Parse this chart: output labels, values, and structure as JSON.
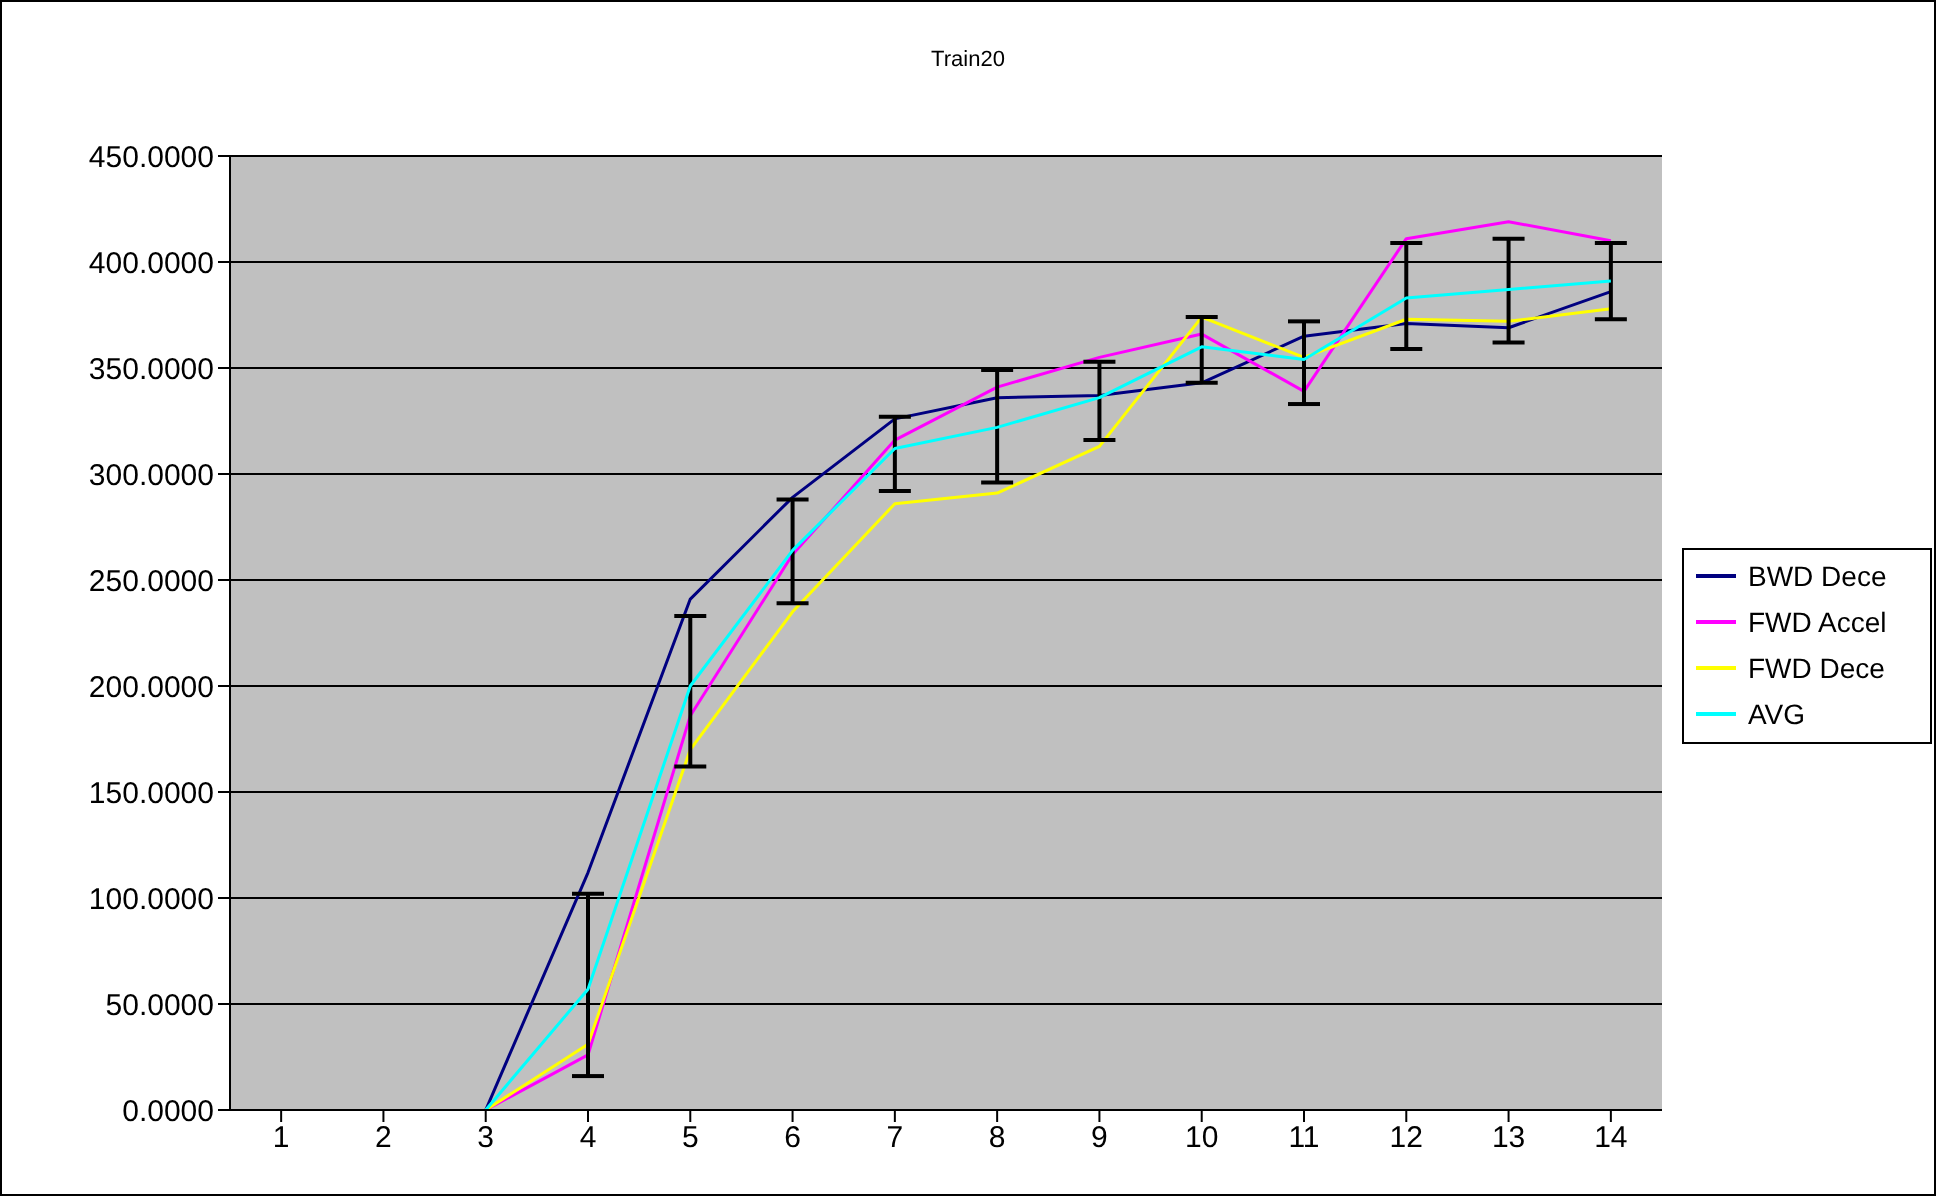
{
  "chart_data": {
    "type": "line",
    "title": "Train20",
    "x": [
      3,
      4,
      5,
      6,
      7,
      8,
      9,
      10,
      11,
      12,
      13,
      14
    ],
    "xlim": [
      0.5,
      14.5
    ],
    "xticks": [
      1,
      2,
      3,
      4,
      5,
      6,
      7,
      8,
      9,
      10,
      11,
      12,
      13,
      14
    ],
    "series": [
      {
        "name": "BWD Dece",
        "color": "#000080",
        "values": [
          0,
          112,
          241,
          289,
          326,
          336,
          337,
          343,
          365,
          371,
          369,
          386
        ]
      },
      {
        "name": "FWD Accel",
        "color": "#ff00ff",
        "values": [
          0,
          26,
          186,
          262,
          316,
          341,
          355,
          366,
          339,
          411,
          419,
          410
        ]
      },
      {
        "name": "FWD Dece",
        "color": "#ffff00",
        "values": [
          0,
          31,
          170,
          235,
          286,
          291,
          313,
          374,
          355,
          373,
          372,
          378
        ]
      },
      {
        "name": "AVG",
        "color": "#00ffff",
        "values": [
          0,
          57,
          200,
          264,
          312,
          322,
          336,
          360,
          354,
          383,
          387,
          391
        ],
        "errors": [
          null,
          [
            16,
            102
          ],
          [
            162,
            233
          ],
          [
            239,
            288
          ],
          [
            292,
            327
          ],
          [
            296,
            349
          ],
          [
            316,
            353
          ],
          [
            343,
            374
          ],
          [
            333,
            372
          ],
          [
            359,
            409
          ],
          [
            362,
            411
          ],
          [
            373,
            409
          ]
        ]
      }
    ],
    "ylim": [
      0,
      450
    ],
    "yticks": [
      {
        "value": 0,
        "label": "0.0000"
      },
      {
        "value": 50,
        "label": "50.0000"
      },
      {
        "value": 100,
        "label": "100.0000"
      },
      {
        "value": 150,
        "label": "150.0000"
      },
      {
        "value": 200,
        "label": "200.0000"
      },
      {
        "value": 250,
        "label": "250.0000"
      },
      {
        "value": 300,
        "label": "300.0000"
      },
      {
        "value": 350,
        "label": "350.0000"
      },
      {
        "value": 400,
        "label": "400.0000"
      },
      {
        "value": 450,
        "label": "450.0000"
      }
    ],
    "grid": "y",
    "legend": "right",
    "marker": "none",
    "line_style": "solid"
  }
}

Work to be completed: Restate every record exactly, please; do not copy the pictures.

Answer:
Parse this chart: output labels, values, and structure as JSON.
{
  "chart_data": {
    "type": "line",
    "title": "Train20",
    "x": [
      3,
      4,
      5,
      6,
      7,
      8,
      9,
      10,
      11,
      12,
      13,
      14
    ],
    "xlim": [
      0.5,
      14.5
    ],
    "xticks": [
      1,
      2,
      3,
      4,
      5,
      6,
      7,
      8,
      9,
      10,
      11,
      12,
      13,
      14
    ],
    "series": [
      {
        "name": "BWD Dece",
        "color": "#000080",
        "values": [
          0,
          112,
          241,
          289,
          326,
          336,
          337,
          343,
          365,
          371,
          369,
          386
        ]
      },
      {
        "name": "FWD Accel",
        "color": "#ff00ff",
        "values": [
          0,
          26,
          186,
          262,
          316,
          341,
          355,
          366,
          339,
          411,
          419,
          410
        ]
      },
      {
        "name": "FWD Dece",
        "color": "#ffff00",
        "values": [
          0,
          31,
          170,
          235,
          286,
          291,
          313,
          374,
          355,
          373,
          372,
          378
        ]
      },
      {
        "name": "AVG",
        "color": "#00ffff",
        "values": [
          0,
          57,
          200,
          264,
          312,
          322,
          336,
          360,
          354,
          383,
          387,
          391
        ],
        "errors": [
          null,
          [
            16,
            102
          ],
          [
            162,
            233
          ],
          [
            239,
            288
          ],
          [
            292,
            327
          ],
          [
            296,
            349
          ],
          [
            316,
            353
          ],
          [
            343,
            374
          ],
          [
            333,
            372
          ],
          [
            359,
            409
          ],
          [
            362,
            411
          ],
          [
            373,
            409
          ]
        ]
      }
    ],
    "ylim": [
      0,
      450
    ],
    "yticks": [
      {
        "value": 0,
        "label": "0.0000"
      },
      {
        "value": 50,
        "label": "50.0000"
      },
      {
        "value": 100,
        "label": "100.0000"
      },
      {
        "value": 150,
        "label": "150.0000"
      },
      {
        "value": 200,
        "label": "200.0000"
      },
      {
        "value": 250,
        "label": "250.0000"
      },
      {
        "value": 300,
        "label": "300.0000"
      },
      {
        "value": 350,
        "label": "350.0000"
      },
      {
        "value": 400,
        "label": "400.0000"
      },
      {
        "value": 450,
        "label": "450.0000"
      }
    ],
    "grid": "y",
    "legend": "right",
    "marker": "none",
    "line_style": "solid"
  }
}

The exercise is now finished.